* [INSTRUCTIONS]
#1 Rewrite the stretch of the copyright passage from "CA argues that, despite" through "by copyright law.", changing "parameter lists" to "argument lists".
#2 List every material object that the copyright passage names as an example in its statutory definition of literary works.

* [SOURCE]
________________________________________

In this case, the hotly contested issues surround OSCAR 3.5. As recounted above, OSCAR 3.5 is the product of Altai's carefully orchestrated rewrite of OSCAR 3.4. After the purge, none of the ADAPTER source code remained in the 3.5 version; thus, Altai made sure that the literal elements of its revamped OSCAR program were no longer substantially similar to the literal elements of CA's ADAPTER.
According to CA, the district court erroneously concluded that Altai's OSCAR 3.5 was not substantially similar to its own ADAPTER program. CA argues that this occurred because the district court “committed legal error in analyzing [its] claims of copyright infringement by failing to find that copyright protects expression contained in the non literal elements of computer software.” We disagree.
CA argues that, despite Altai's rewrite of the OSCAR code, the resulting program remained substantially similar to the structure of its ADAPTER program. As discussed above, a program's structure includes its non literal components such as general flow charts as well as the more specific organization of inter modular relationships, parameter lists, and macros. In addition to these aspects, CA contends that OSCAR 3.5 is also substantially similar to ADAPTER with respect to the list of services that both ADAPTER and OSCAR obtain from their respective operating systems. We must decide whether and to what extent these elements of computer programs are protected by copyright law.
The statutory terrain in this area has been well explored. See Lotus Dev. Corp. v. Paperback Software Int'l, 740 F.Supp. 37, 47 51 (D.Mass.1990); see also Whelan, 797 F.2d at 1240 42; Englund, at 885 90; Spivack, at 731 37. The Copyright Act affords protection to “original works of authorship fixed in any tangible medium of expression....” 17 U.S.C. ' 102(a). This broad category of protected “works” includes “literary works,” id. at ' 102(a)(1), which are defined by the Act as
works, other than audiovisual works, expressed in words, numbers, or other verbal or numerical symbols or indicia, regardless of the nature of the material objects, such as books, periodicals, manuscripts, phonorecords, film tapes, disks, or cards, in which they are embodied.
17 U.S.C. ' 101. While computer programs are not specifically listed as part of the above statutory definition, the legislative history leaves no doubt that Congress intended them to be considered literary works. See H.R.Rep. No. 1476, 94th Cong., 2d Sess. 54, reprinted in 1976 U.S.C.C.A.N. 5659, 5667 (hereinafter “House Report” ); Whelan, 797 F.2d at 1234;Apple Computer, 714 F.2d at 1247.

________________________________________

* [DATASET RECORDS]

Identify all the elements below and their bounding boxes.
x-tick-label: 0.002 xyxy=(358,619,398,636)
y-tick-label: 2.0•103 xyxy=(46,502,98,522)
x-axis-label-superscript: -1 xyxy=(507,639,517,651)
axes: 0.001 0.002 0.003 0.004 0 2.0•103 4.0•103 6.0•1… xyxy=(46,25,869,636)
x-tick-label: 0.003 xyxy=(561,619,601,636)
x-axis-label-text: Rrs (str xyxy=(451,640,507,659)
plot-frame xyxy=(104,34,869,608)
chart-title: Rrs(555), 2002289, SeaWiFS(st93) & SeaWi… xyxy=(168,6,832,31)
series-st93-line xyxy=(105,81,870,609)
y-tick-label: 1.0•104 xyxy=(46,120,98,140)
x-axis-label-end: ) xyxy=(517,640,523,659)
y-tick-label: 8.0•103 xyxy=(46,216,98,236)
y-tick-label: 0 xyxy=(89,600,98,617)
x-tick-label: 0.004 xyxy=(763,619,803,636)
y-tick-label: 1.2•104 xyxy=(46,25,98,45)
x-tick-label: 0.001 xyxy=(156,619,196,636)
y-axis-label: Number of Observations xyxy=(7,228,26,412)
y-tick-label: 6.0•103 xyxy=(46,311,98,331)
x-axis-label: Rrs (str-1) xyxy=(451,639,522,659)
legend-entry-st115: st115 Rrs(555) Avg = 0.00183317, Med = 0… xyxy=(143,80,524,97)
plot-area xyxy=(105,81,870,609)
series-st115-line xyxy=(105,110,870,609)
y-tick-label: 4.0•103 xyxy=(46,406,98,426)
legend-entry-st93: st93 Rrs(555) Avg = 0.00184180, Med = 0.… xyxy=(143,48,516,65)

________________________________________

* [RESPONSES PER TASK]
#1
CA argues that, despite Altai's rewrite of the OSCAR code, the resulting program remained substantially similar to the structure of its ADAPTER program. As discussed above, a program's structure includes its non literal components such as general flow charts as well as the more specific organization of inter modular relationships, argument lists, and macros. In addition to these aspects, CA contends that OSCAR 3.5 is also substantially similar to ADAPTER with respect to the list of services that both ADAPTER and OSCAR obtain from their respective operating systems. We must decide whether and to what extent these elements of computer programs are protected by copyright law.

#2 books, periodicals, manuscripts, phonorecords, film tapes, disks, cards